WHAT NEEDS TO BE DONE >>
Search the data for the word "започваше" and copy every line where it occurs.
====== INFORMATION PROVIDED ======
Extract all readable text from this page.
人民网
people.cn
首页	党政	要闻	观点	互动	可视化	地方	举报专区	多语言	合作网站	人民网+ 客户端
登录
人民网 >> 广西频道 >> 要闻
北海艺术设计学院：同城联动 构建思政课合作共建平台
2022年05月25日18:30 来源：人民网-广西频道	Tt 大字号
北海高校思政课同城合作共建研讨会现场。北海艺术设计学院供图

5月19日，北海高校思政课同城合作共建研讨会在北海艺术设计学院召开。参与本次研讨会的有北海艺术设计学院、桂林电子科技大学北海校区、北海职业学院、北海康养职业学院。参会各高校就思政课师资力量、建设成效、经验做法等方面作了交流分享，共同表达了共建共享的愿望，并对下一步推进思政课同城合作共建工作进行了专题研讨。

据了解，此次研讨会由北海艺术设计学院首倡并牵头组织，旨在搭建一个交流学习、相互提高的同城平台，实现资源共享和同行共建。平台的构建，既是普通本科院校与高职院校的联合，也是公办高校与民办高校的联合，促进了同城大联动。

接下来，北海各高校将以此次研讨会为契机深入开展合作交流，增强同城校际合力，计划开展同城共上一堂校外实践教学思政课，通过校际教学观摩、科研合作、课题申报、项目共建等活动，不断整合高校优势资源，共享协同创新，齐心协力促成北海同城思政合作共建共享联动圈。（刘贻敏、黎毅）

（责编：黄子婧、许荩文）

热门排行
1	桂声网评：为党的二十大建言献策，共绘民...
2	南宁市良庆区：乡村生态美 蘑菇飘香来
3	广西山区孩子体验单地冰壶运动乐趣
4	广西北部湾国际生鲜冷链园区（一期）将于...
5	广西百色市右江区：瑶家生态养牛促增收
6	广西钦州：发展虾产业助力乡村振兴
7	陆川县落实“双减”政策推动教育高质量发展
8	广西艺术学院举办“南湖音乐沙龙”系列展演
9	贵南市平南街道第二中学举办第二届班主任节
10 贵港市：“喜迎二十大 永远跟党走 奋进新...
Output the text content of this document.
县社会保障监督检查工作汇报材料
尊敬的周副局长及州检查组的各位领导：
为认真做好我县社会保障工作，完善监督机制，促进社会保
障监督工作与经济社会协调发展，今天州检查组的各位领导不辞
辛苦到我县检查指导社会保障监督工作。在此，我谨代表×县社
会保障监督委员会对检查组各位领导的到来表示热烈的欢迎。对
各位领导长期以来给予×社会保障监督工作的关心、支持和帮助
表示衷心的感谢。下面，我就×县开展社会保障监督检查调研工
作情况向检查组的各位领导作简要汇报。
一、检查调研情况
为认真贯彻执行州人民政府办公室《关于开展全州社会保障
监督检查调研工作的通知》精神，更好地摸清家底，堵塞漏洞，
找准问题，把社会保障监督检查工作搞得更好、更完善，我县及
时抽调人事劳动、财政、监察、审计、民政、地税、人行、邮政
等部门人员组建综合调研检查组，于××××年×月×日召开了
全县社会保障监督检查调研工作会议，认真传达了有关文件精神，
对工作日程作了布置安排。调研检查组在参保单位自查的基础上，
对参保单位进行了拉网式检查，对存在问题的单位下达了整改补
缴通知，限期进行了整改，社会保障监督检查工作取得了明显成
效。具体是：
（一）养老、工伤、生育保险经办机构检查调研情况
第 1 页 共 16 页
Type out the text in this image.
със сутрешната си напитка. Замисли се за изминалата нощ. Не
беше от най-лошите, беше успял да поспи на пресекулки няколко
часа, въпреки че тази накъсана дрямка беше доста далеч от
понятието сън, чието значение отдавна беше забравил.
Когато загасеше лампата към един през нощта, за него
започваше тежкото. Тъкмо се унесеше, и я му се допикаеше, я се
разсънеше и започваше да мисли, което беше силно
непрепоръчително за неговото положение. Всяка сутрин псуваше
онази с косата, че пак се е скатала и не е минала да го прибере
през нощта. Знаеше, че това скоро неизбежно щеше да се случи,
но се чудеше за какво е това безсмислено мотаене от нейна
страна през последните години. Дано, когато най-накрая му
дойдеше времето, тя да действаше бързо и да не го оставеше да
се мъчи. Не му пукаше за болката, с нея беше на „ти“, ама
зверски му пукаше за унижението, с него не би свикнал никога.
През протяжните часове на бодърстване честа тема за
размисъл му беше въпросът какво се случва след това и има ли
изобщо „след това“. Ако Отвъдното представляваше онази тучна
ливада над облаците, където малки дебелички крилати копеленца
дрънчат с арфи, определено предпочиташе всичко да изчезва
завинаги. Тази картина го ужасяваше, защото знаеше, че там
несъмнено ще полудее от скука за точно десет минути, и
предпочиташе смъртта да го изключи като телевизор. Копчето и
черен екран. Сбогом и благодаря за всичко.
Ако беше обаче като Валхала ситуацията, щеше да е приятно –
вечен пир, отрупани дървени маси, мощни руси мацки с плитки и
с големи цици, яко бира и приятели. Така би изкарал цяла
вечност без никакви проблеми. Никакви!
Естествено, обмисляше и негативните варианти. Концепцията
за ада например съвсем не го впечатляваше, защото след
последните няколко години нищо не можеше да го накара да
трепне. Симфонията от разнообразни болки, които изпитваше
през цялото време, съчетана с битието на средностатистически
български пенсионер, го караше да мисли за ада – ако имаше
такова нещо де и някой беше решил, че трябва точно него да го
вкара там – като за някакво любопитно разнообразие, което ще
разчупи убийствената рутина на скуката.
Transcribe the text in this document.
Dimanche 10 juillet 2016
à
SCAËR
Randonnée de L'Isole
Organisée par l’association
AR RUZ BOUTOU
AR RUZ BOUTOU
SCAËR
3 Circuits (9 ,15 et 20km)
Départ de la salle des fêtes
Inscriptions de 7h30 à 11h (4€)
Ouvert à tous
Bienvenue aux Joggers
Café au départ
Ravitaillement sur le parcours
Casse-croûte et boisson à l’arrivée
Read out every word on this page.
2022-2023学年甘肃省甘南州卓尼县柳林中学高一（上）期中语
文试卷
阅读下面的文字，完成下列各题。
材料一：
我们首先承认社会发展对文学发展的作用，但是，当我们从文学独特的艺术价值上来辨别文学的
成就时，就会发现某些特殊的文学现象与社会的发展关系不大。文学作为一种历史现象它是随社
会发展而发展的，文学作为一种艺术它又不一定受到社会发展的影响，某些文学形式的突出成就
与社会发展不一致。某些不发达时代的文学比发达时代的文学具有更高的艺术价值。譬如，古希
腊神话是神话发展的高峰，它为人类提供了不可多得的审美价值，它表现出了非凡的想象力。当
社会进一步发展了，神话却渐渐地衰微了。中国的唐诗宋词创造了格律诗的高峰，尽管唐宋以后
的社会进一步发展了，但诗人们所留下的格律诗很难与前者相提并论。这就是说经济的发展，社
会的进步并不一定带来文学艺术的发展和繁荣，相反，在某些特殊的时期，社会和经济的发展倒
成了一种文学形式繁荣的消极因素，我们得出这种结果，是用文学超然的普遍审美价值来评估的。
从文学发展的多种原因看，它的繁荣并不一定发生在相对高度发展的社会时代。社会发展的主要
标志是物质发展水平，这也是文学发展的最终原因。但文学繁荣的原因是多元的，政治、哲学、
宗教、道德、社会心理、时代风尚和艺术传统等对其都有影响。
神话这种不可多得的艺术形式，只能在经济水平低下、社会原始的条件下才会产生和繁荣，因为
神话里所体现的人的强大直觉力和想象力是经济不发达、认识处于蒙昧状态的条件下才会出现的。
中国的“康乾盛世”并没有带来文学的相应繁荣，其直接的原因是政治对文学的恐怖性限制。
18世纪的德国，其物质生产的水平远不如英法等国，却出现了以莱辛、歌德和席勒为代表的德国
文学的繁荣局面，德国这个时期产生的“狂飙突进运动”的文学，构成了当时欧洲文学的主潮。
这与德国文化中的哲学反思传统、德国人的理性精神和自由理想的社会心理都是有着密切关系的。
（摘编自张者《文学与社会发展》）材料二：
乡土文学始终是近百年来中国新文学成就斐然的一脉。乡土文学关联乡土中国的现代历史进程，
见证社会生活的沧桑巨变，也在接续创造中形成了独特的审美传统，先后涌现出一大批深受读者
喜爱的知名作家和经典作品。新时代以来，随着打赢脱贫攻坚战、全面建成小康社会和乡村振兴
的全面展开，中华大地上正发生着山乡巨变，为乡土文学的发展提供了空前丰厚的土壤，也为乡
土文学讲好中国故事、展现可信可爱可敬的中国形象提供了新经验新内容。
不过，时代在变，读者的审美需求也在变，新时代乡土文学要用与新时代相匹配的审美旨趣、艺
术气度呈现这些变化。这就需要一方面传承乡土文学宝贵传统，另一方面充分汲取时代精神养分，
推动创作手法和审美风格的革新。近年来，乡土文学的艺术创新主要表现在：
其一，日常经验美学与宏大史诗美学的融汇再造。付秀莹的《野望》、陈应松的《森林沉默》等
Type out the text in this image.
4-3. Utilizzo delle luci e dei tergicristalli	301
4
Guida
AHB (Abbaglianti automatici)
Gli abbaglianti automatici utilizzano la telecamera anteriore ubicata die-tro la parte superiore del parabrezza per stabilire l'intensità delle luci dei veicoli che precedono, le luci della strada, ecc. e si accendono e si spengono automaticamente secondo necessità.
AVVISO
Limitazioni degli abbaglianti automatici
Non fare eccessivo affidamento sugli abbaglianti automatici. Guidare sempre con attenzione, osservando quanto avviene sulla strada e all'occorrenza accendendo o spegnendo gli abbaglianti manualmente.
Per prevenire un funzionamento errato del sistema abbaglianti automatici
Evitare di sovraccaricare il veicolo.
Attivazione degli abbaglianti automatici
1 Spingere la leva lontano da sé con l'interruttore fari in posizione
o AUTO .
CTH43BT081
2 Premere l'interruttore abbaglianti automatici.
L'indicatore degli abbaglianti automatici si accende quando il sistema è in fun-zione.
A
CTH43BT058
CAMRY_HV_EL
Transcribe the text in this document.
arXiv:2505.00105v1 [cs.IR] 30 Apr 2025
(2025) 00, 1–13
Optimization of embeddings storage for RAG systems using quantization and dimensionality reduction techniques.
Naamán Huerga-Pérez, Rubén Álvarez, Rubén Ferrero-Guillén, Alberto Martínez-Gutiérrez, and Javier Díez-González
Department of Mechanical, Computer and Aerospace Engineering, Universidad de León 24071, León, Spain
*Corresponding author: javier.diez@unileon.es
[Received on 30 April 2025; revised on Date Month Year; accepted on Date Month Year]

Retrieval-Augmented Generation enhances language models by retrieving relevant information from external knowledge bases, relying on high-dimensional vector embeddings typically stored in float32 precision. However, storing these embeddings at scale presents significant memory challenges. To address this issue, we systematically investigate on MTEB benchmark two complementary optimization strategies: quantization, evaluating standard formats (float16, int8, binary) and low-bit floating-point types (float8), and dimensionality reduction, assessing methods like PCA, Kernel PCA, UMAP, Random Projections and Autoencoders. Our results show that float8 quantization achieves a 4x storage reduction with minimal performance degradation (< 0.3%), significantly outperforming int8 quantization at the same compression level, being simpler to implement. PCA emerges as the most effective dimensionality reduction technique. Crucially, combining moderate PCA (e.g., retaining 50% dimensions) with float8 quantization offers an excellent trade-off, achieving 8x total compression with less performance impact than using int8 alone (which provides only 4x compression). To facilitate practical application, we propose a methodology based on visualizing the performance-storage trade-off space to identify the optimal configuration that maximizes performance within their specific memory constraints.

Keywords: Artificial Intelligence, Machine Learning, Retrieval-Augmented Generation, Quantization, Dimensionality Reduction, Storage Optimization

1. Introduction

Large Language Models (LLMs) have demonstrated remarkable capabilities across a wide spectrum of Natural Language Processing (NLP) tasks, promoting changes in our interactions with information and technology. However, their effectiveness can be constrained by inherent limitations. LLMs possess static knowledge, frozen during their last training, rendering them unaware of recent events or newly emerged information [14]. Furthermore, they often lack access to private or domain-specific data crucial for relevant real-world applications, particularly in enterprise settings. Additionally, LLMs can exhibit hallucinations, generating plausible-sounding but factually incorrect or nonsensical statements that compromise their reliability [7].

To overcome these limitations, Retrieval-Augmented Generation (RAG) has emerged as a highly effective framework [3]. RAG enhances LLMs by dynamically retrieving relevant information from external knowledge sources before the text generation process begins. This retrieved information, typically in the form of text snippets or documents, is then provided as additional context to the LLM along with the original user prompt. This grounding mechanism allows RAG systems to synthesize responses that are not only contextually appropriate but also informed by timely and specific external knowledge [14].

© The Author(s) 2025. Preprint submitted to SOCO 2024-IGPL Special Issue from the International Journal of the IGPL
======
WORKED ANSWER >>
започваше тежкото. Тъкмо се унесеше, и я му се допикаеше, я се
разсънеше и започваше да мисли, което беше силно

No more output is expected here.